Set down precisely the lines from the line with "What does this" through the end of the material, inclusive, and no pictures.

----

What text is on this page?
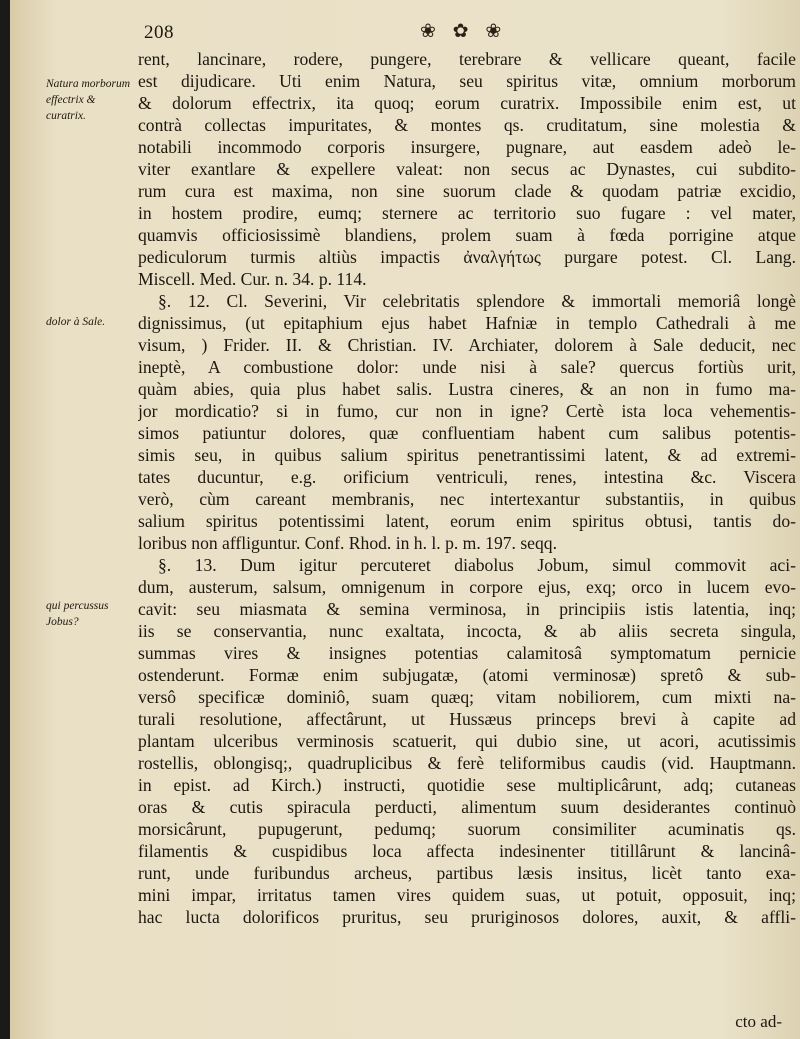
208	❀ ✿ ❀
Natura morborum effectrix & curatrix.
dolor à Sale.
qui percussus Jobus?
rent, lancinare, rodere, pungere, terebrare & vellicare queant, facile
est dijudicare. Uti enim Natura, seu spiritus vitæ, omnium morborum
& dolorum effectrix, ita quoq; eorum curatrix. Impossibile enim est, ut
contrà collectas impuritates, & montes qs. cruditatum, sine molestia &
notabili incommodo corporis insurgere, pugnare, aut easdem adeò le-
viter exantlare & expellere valeat: non secus ac Dynastes, cui subdito-
rum cura est maxima, non sine suorum clade & quodam patriæ excidio,
in hostem prodire, eumq; sternere ac territorio suo fugare : vel mater,
quamvis officiosissimè blandiens, prolem suam à fœda porrigine atque
pediculorum turmis altiùs impactis ἀναλγήτως purgare potest. Cl. Lang.
Miscell. Med. Cur. n. 34. p. 114.
§. 12. Cl. Severini, Vir celebritatis splendore & immortali memoriâ longè
dignissimus, (ut epitaphium ejus habet Hafniæ in templo Cathedrali à me
visum, ) Frider. II. & Christian. IV. Archiater, dolorem à Sale deducit, nec
ineptè, A combustione dolor: unde nisi à sale? quercus fortiùs urit,
quàm abies, quia plus habet salis. Lustra cineres, & an non in fumo ma-
jor mordicatio? si in fumo, cur non in igne? Certè ista loca vehementis-
simos patiuntur dolores, quæ confluentiam habent cum salibus potentis-
simis seu, in quibus salium spiritus penetrantissimi latent, & ad extremi-
tates ducuntur, e.g. orificium ventriculi, renes, intestina &c. Viscera
verò, cùm careant membranis, nec intertexantur substantiis, in quibus
salium spiritus potentissimi latent, eorum enim spiritus obtusi, tantis do-
loribus non affliguntur. Conf. Rhod. in h. l. p. m. 197. seqq.
§. 13. Dum igitur percuteret diabolus Jobum, simul commovit aci-
dum, austerum, salsum, omnigenum in corpore ejus, exq; orco in lucem evo-
cavit: seu miasmata & semina verminosa, in principiis istis latentia, inq;
iis se conservantia, nunc exaltata, incocta, & ab aliis secreta singula,
summas vires & insignes potentias calamitosâ symptomatum pernicie
ostenderunt. Formæ enim subjugatæ, (atomi verminosæ) spretô & sub-
versô specificæ dominiô, suam quæq; vitam nobiliorem, cum mixti na-
turali resolutione, affectârunt, ut Hussæus princeps brevi à capite ad
plantam ulceribus verminosis scatuerit, qui dubio sine, ut acori, acutissimis
rostellis, oblongisq;, quadruplicibus & ferè teliformibus caudis (vid. Hauptmann.
in epist. ad Kirch.) instructi, quotidie sese multiplicârunt, adq; cutaneas
oras & cutis spiracula perducti, alimentum suum desiderantes continuò
morsicârunt, pupugerunt, pedumq; suorum consimiliter acuminatis qs.
filamentis & cuspidibus loca affecta indesinenter titillârunt & lancinâ-
runt, unde furibundus archeus, partibus læsis insitus, licèt tanto exa-
mini impar, irritatus tamen vires quidem suas, ut potuit, opposuit, inq;
hac lucta dolorificos pruritus, seu pruriginosos dolores, auxit, & affli-
cto ad-
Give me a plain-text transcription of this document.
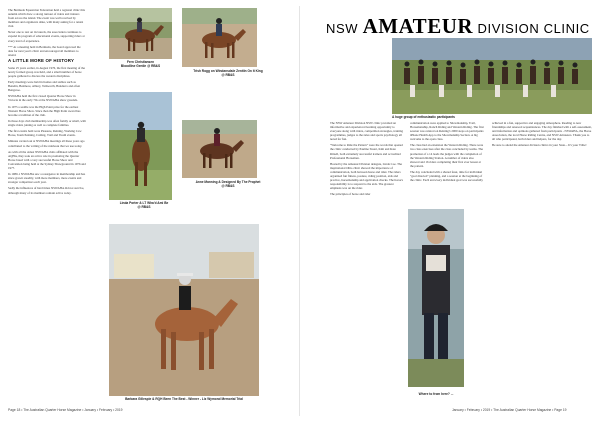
The Bermuda Equestrian Federation held a regional clinic this autumn which drew a strong turnout of riders and trainers from across the island. The event was well received by members and organizers alike, with many asking for a return visit.

Never one to rest on its laurels, the association continues to expand its program of educational events, supporting riders at every level of experience.

*** At a meeting held in Bermuda, the board approved the date for next year's clinic and encouraged all members to attend.

A LITTLE MORE OF HISTORY

Some 25 years earlier, in August 1976, the first meeting of the newly formed group was held, and a small number of horse people gathered to discuss the western disciplines.

Early meetings were held in homes and stables such as Benelin, Benmore, Albury, Tamworth, Bundarra and often Bengaroo.

NSWAHA held the first closed Quarter Horse Show in Victoria in the early 70s at the NSWAHA show grounds.

In 1975 a saddle was the High Point prize for the earliest Western Horse Show. Since then the High Point award has become a tradition of the club.

In those days club membership was often family or small, with single riders joining as well as complete families.

The first events held were Pleasure, Reining, Working Cow Horse, Team Penning, Cutting, Trail and Youth events.

Minutes carried out at NSWAHA meetings all these years ago contributed to the writing of the rulebook that we use today.

As with all the oldest NSWAHA clubs affiliated with the AQHA, they took an active role in promoting the Quarter Horse breed with a very successful Horse Show and Convention being held at the Sydney Showground in 1976 and 1977.

In 1980-1 NSWAHA saw a resurgence in membership and has since grown steadily, with more members, more events and stronger competitors each year.

Sadly the influences of hard times NSWAHA did not survive, although many of its members remain active today.

Fern Christiansen
Bloodline Gentle @ RB&S
Trish Rogg on Windansdale Zenitin On It King
@ RB&S
Linda Porter & LT Wha'd Ami Be
@ RB&S
Anne Manning & Designed By The Prophet
@ RB&S
Barbara Gillespie & RQH Been The Best - Winner - Liz Wymond Memorial Trial
NSW AMATEUR DIVISION CLINIC
A huge group of enthusiastic participants

The NSW Amateur Division NSW clinic provided an informative and experienced learning opportunity to everyone along with riders, competition strategies, training programmes, judges to the rules and sports psychology all noted for fun.

"Welcome to Ride the Pattern" were the words that opened the clinic conducted by Pauline Stuart, Kim and Kate Ritzell, both extremely successful trainers and accredited Professional Horsemen.

Hosted by the Amateur Division delegate, Linda Coe. The inspirational Ohio clinic showed the importance of communication, both between horse and rider. The riders organized fun fitness, posture, riding position, aids and practice, horsemanship and application checks. The horse's responsibility is to respond to the aids. The greatest emphasis was on the rider.

The principles of horse and rider

communication were applied to Showmanship, Trail, Horsemanship, Ranch Riding and Western Riding. The first session was centred on Reining's 2000 steps on participants iPhone Health App to the Showmanship Section. A big welcome to the open class.

The class had an extension the Western Riding. There were two class exercises after the class concluded by teams. The promotion of a 14 leads the judges with the completion of the Western Riding Station. A number of riders also showed and 16 riders completing their first ever lesson at the pattern.

The day concluded with a shared feast, time for individual "goal directed" planning, and a session at the beginning of the clinic. Each and every individual goal was successfully

achieved in a fun, supportive and engaging atmosphere. Reading to new friendships and renewed acquaintances. The day finished with a self-assessment, and information and opinions gathered from participants - NSWAHA, the Horse Association, the local Horse Riding Centre, and NSW Amateurs. Thank you to all who participated, both riders and helpers, for the day.

Be sure to attend the Amateur division clinics in your State... It's your Tribe!

Where to from here? ...
Page 18 • The Australian Quarter Horse Magazine • January • February • 2019	January • February • 2019 • The Australian Quarter Horse Magazine • Page 19
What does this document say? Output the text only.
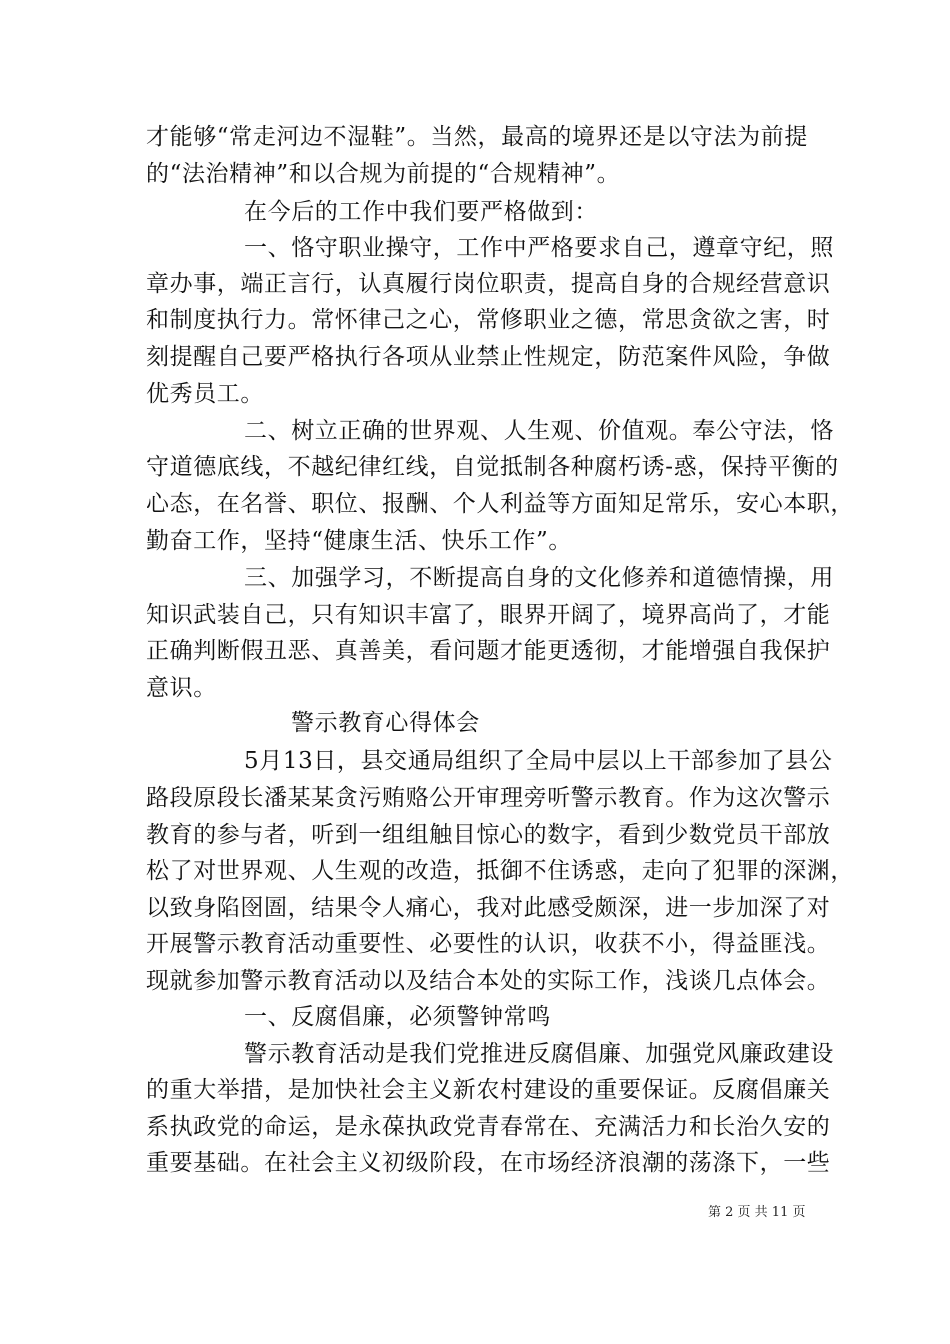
才能够“常走河边不湿鞋”。当然，最高的境界还是以守法为前提
的“法治精神”和以合规为前提的“合规精神”。
在今后的工作中我们要严格做到：
一、恪守职业操守，工作中严格要求自己，遵章守纪，照
章办事，端正言行，认真履行岗位职责，提高自身的合规经营意识
和制度执行力。常怀律己之心，常修职业之德，常思贪欲之害，时
刻提醒自己要严格执行各项从业禁止性规定，防范案件风险，争做
优秀员工。
二、树立正确的世界观、人生观、价值观。奉公守法，恪
守道德底线，不越纪律红线，自觉抵制各种腐朽诱-惑，保持平衡的
心态，在名誉、职位、报酬、个人利益等方面知足常乐，安心本职，
勤奋工作，坚持“健康生活、快乐工作”。
三、加强学习，不断提高自身的文化修养和道德情操，用
知识武装自己，只有知识丰富了，眼界开阔了，境界高尚了，才能
正确判断假丑恶、真善美，看问题才能更透彻，才能增强自我保护
意识。
警示教育心得体会
5月13日，县交通局组织了全局中层以上干部参加了县公
路段原段长潘某某贪污贿赂公开审理旁听警示教育。作为这次警示
教育的参与者，听到一组组触目惊心的数字，看到少数党员干部放
松了对世界观、人生观的改造，抵御不住诱惑，走向了犯罪的深渊，
以致身陷囹圄，结果令人痛心，我对此感受颇深，进一步加深了对
开展警示教育活动重要性、必要性的认识，收获不小，得益匪浅。
现就参加警示教育活动以及结合本处的实际工作，浅谈几点体会。
一、反腐倡廉，必须警钟常鸣
警示教育活动是我们党推进反腐倡廉、加强党风廉政建设
的重大举措，是加快社会主义新农村建设的重要保证。反腐倡廉关
系执政党的命运，是永葆执政党青春常在、充满活力和长治久安的
重要基础。在社会主义初级阶段，在市场经济浪潮的荡涤下，一些
第 2 页 共 11 页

----

EXERCISE RESULT
What does this document say? Output the text only.
才能够“常走河边不湿鞋”。当然，最高的境界还是以守法为前提
的“法治精神”和以合规为前提的“合规精神”。
在今后的工作中我们要严格做到：
一、恪守职业操守，工作中严格要求自己，遵章守纪，照
章办事，端正言行，认真履行岗位职责，提高自身的合规经营意识
和制度执行力。常怀律己之心，常修职业之德，常思贪欲之害，时
刻提醒自己要严格执行各项从业禁止性规定，防范案件风险，争做
优秀员工。
二、树立正确的世界观、人生观、价值观。奉公守法，恪
守道德底线，不越纪律红线，自觉抵制各种腐朽诱-惑，保持平衡的
心态，在名誉、职位、报酬、个人利益等方面知足常乐，安心本职，
勤奋工作，坚持“健康生活、快乐工作”。
三、加强学习，不断提高自身的文化修养和道德情操，用
知识武装自己，只有知识丰富了，眼界开阔了，境界高尚了，才能
正确判断假丑恶、真善美，看问题才能更透彻，才能增强自我保护
意识。
警示教育心得体会
5月13日，县交通局组织了全局中层以上干部参加了县公
路段原段长潘某某贪污贿赂公开审理旁听警示教育。作为这次警示
教育的参与者，听到一组组触目惊心的数字，看到少数党员干部放
松了对世界观、人生观的改造，抵御不住诱惑，走向了犯罪的深渊，
以致身陷囹圄，结果令人痛心，我对此感受颇深，进一步加深了对
开展警示教育活动重要性、必要性的认识，收获不小，得益匪浅。
现就参加警示教育活动以及结合本处的实际工作，浅谈几点体会。
一、反腐倡廉，必须警钟常鸣
警示教育活动是我们党推进反腐倡廉、加强党风廉政建设
的重大举措，是加快社会主义新农村建设的重要保证。反腐倡廉关
系执政党的命运，是永葆执政党青春常在、充满活力和长治久安的
重要基础。在社会主义初级阶段，在市场经济浪潮的荡涤下，一些
第 2 页 共 11 页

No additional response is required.